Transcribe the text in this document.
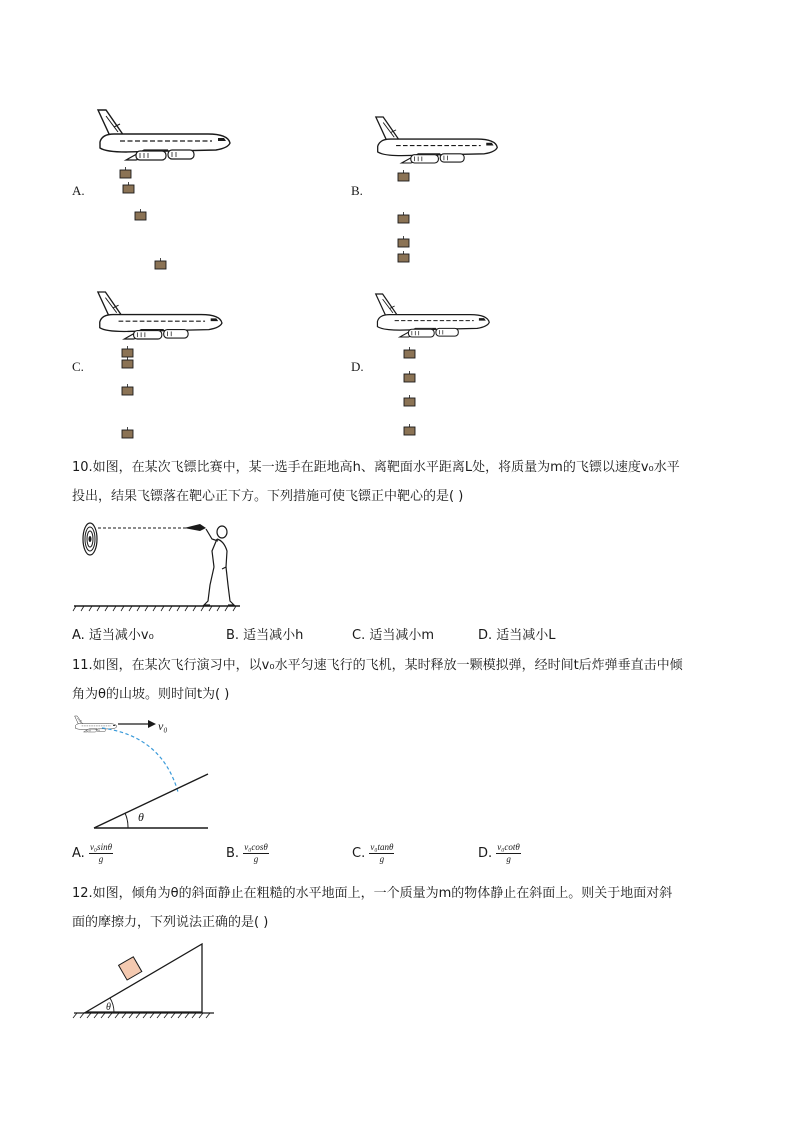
A.	B.
C.	D.
10.如图，在某次飞镖比赛中，某一选手在距地高h、离靶面水平距离L处，将质量为m的飞镖以速度v₀水平
投出，结果飞镖落在靶心正下方。下列措施可使飞镖正中靶心的是( )
A. 适当减小v₀	B. 适当减小h	C. 适当减小m	D. 适当减小L
11.如图，在某次飞行演习中，以v₀水平匀速飞行的飞机，某时释放一颗模拟弹，经时间t后炸弹垂直击中倾
角为θ的山坡。则时间t为( )
v₀
θ
A. $\frac{\text{v₀sinθ}}{g}$	B. $\frac{\text{v₀cosθ}}{g}$	C. $\frac{\text{v₀tanθ}}{g}$	D. $\frac{\text{v₀cotθ}}{g}$
12.如图，倾角为θ的斜面静止在粗糙的水平地面上，一个质量为m的物体静止在斜面上。则关于地面对斜
面的摩擦力，下列说法正确的是( )
θ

━━━━━━━━━━

**Written request:** Collect from the data above every line that includes "text".

**Worked solution:**
Transcribe the text in this document.
A. $\frac{\text{v₀sinθ}}{g}$	B. $\frac{\text{v₀cosθ}}{g}$	C. $\frac{\text{v₀tanθ}}{g}$	D. $\frac{\text{v₀cotθ}}{g}$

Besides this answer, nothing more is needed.